[START]

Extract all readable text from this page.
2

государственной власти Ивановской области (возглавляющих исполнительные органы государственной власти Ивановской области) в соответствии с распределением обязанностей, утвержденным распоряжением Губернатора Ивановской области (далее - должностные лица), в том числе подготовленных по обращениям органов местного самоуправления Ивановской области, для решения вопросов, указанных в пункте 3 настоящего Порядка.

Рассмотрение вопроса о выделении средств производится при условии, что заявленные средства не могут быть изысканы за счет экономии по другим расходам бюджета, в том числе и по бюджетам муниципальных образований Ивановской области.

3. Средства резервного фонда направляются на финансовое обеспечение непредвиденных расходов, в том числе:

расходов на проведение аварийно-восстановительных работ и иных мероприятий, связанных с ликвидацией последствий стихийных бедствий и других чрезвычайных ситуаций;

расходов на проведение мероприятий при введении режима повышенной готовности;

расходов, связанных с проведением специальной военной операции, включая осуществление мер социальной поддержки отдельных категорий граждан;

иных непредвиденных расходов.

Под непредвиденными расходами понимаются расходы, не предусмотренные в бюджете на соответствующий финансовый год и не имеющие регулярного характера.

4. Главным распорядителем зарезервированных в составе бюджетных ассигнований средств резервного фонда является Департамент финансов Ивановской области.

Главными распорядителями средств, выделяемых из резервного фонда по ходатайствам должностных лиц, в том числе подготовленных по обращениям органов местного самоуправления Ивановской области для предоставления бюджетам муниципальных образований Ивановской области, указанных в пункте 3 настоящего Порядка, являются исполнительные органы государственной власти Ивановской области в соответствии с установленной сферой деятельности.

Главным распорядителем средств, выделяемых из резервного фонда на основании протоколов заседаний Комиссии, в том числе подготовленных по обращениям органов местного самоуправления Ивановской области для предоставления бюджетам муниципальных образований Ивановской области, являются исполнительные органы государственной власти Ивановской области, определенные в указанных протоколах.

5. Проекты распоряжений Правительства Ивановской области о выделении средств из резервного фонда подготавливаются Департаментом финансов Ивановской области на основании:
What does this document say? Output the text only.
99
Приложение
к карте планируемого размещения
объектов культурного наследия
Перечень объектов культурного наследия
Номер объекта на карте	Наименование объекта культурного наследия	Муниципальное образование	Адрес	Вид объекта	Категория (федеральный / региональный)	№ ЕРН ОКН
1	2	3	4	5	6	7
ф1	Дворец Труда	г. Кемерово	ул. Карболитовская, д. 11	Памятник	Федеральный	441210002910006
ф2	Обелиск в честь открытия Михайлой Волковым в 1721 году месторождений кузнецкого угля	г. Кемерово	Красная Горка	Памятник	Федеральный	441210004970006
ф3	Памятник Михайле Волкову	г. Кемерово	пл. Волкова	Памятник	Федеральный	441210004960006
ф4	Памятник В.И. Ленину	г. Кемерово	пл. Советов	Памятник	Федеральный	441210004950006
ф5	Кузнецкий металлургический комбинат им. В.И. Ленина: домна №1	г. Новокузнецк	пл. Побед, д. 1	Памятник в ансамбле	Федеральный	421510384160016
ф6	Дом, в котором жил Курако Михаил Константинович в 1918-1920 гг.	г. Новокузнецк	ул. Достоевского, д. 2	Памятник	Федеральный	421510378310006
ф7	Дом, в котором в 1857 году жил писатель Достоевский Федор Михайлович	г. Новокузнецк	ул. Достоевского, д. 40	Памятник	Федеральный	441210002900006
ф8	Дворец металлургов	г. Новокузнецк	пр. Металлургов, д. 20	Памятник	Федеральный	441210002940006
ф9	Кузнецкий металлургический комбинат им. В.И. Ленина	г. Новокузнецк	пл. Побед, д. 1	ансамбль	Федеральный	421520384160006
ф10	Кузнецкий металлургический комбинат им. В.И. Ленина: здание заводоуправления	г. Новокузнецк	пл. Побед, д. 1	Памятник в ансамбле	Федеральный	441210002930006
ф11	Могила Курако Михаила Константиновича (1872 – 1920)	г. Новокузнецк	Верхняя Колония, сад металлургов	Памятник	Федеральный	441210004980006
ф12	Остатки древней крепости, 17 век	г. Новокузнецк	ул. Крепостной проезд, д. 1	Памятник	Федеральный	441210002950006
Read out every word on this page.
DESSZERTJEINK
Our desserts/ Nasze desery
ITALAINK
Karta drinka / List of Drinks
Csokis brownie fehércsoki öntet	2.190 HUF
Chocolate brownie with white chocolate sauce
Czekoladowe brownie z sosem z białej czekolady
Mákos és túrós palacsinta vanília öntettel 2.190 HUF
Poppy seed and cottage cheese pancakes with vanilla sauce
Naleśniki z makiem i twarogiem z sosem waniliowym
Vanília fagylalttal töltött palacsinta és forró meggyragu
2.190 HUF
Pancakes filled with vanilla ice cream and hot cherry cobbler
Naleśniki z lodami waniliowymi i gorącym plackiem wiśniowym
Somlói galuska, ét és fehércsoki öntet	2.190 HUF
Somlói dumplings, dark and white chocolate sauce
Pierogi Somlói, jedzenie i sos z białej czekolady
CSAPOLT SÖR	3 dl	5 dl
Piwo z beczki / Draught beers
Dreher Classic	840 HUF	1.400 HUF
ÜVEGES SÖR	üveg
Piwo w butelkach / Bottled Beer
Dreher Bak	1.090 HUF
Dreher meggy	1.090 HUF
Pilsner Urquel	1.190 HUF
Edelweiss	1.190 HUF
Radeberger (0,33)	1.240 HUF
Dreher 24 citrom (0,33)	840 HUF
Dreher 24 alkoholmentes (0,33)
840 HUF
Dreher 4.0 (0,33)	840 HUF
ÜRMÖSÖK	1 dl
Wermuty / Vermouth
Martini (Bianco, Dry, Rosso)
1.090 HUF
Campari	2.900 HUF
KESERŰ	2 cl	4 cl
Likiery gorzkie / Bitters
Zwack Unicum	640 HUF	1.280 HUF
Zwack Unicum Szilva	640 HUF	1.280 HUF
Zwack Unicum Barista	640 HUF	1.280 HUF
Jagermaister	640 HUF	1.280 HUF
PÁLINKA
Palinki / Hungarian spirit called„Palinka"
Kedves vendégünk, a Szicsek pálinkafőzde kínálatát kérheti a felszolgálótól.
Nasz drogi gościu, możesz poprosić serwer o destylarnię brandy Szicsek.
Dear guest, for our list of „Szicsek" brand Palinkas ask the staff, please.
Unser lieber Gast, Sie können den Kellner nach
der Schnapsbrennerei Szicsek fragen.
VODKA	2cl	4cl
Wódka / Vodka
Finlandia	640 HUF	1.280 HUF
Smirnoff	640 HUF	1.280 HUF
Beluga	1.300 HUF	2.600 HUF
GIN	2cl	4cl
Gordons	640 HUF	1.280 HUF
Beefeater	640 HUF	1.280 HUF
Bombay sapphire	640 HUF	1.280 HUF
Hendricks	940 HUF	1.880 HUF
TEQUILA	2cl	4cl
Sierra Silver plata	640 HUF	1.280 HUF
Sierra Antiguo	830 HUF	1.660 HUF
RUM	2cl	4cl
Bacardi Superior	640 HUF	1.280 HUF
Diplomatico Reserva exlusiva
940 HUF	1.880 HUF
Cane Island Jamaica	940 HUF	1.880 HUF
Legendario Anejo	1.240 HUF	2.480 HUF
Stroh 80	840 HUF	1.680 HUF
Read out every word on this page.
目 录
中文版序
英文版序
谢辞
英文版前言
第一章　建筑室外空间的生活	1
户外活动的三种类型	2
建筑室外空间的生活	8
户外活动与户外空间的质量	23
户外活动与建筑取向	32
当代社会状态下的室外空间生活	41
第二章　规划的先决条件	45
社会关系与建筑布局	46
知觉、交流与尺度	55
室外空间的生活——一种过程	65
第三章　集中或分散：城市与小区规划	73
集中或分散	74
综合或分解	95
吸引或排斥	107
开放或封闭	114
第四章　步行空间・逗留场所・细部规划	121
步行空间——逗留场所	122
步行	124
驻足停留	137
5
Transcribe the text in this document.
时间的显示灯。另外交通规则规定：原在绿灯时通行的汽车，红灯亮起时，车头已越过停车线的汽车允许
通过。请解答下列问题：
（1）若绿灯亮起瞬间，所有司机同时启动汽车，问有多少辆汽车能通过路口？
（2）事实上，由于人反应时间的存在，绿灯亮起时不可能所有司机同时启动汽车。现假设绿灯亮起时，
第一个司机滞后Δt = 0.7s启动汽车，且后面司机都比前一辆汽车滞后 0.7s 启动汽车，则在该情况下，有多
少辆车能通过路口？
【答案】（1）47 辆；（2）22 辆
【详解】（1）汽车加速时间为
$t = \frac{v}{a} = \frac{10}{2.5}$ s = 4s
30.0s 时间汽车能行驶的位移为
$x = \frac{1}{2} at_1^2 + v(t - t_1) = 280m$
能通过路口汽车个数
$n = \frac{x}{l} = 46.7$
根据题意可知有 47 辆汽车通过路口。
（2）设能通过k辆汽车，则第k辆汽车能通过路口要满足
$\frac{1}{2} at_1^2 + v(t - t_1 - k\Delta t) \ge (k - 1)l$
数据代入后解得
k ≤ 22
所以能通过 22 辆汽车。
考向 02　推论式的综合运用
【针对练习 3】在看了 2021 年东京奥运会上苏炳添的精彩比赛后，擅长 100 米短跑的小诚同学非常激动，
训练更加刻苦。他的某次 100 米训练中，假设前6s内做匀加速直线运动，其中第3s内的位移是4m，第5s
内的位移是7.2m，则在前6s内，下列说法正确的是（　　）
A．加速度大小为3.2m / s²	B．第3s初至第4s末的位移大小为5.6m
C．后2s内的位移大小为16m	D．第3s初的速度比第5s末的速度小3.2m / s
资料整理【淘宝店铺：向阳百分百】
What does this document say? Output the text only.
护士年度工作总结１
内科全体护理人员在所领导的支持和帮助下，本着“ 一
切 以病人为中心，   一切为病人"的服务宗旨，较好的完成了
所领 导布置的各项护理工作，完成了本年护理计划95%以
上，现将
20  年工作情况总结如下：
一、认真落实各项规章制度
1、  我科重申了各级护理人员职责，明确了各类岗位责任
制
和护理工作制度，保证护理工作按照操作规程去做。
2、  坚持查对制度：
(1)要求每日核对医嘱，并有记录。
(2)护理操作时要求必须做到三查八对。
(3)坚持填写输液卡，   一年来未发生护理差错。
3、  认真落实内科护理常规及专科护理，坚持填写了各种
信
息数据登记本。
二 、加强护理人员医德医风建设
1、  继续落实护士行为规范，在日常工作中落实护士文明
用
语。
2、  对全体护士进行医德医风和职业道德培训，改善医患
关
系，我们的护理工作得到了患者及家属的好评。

[END]

WRITTEN TASK: Filter the entries down to the lines with the word "распорядителем" in them.

COMPLETED EXERCISE:
4. Главным распорядителем зарезервированных в составе бюджетных ассигнований средств резервного фонда является Департамент финансов Ивановской области.
Главным распорядителем средств, выделяемых из резервного фонда на основании протоколов заседаний Комиссии, в том числе подготовленных по обращениям органов местного самоуправления Ивановской области для предоставления бюджетам муниципальных образований Ивановской области, являются исполнительные органы государственной власти Ивановской области, определенные в указанных протоколах.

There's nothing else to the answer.